§ Recorded data
━━━━━━━━━━━━━━━━

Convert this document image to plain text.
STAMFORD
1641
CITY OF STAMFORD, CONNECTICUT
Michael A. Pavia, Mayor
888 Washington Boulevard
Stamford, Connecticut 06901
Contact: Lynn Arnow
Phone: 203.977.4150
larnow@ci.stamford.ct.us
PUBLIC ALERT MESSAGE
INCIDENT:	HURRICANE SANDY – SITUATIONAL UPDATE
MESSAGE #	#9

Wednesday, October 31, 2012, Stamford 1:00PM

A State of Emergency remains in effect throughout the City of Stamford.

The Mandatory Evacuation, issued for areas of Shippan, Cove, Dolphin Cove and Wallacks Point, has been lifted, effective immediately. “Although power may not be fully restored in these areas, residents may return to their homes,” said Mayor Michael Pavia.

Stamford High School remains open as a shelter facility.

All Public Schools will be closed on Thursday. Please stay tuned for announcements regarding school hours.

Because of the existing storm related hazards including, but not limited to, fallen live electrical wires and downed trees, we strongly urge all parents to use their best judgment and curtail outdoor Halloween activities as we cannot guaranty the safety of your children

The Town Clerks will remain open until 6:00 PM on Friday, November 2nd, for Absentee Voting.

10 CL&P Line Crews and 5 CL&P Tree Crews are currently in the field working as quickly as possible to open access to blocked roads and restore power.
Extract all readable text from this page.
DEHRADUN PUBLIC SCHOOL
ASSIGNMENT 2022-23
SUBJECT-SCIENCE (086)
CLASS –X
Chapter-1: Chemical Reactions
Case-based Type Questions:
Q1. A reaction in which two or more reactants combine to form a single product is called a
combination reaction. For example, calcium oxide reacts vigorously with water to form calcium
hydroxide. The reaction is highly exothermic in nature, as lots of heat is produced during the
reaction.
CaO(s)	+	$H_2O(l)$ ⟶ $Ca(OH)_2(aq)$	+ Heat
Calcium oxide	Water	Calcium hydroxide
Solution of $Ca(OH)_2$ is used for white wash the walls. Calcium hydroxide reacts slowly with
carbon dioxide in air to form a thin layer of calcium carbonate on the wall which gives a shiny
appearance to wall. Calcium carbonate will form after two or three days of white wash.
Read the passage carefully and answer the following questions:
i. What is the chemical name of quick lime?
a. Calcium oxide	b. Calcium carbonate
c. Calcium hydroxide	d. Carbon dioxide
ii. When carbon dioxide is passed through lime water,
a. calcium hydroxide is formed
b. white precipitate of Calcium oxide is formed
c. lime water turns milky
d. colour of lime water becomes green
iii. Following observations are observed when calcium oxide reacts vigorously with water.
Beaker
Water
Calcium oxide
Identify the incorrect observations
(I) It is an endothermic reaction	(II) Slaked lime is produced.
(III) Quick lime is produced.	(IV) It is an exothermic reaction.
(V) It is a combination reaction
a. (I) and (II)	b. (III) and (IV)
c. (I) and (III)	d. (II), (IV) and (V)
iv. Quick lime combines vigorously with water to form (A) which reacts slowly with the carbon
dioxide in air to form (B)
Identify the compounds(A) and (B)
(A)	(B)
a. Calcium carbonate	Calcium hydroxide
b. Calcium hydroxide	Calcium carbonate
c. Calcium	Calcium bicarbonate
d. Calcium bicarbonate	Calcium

━━━━━━━━━━━━━━━━

§ Exercise objective
Pull every line containing "reacts" from the material above.

§ Reply to the exercise
combination reaction. For example, calcium oxide reacts vigorously with water to form calcium
Solution of $Ca(OH)_2$ is used for white wash the walls. Calcium hydroxide reacts slowly with
iii. Following observations are observed when calcium oxide reacts vigorously with water.
iv. Quick lime combines vigorously with water to form (A) which reacts slowly with the carbon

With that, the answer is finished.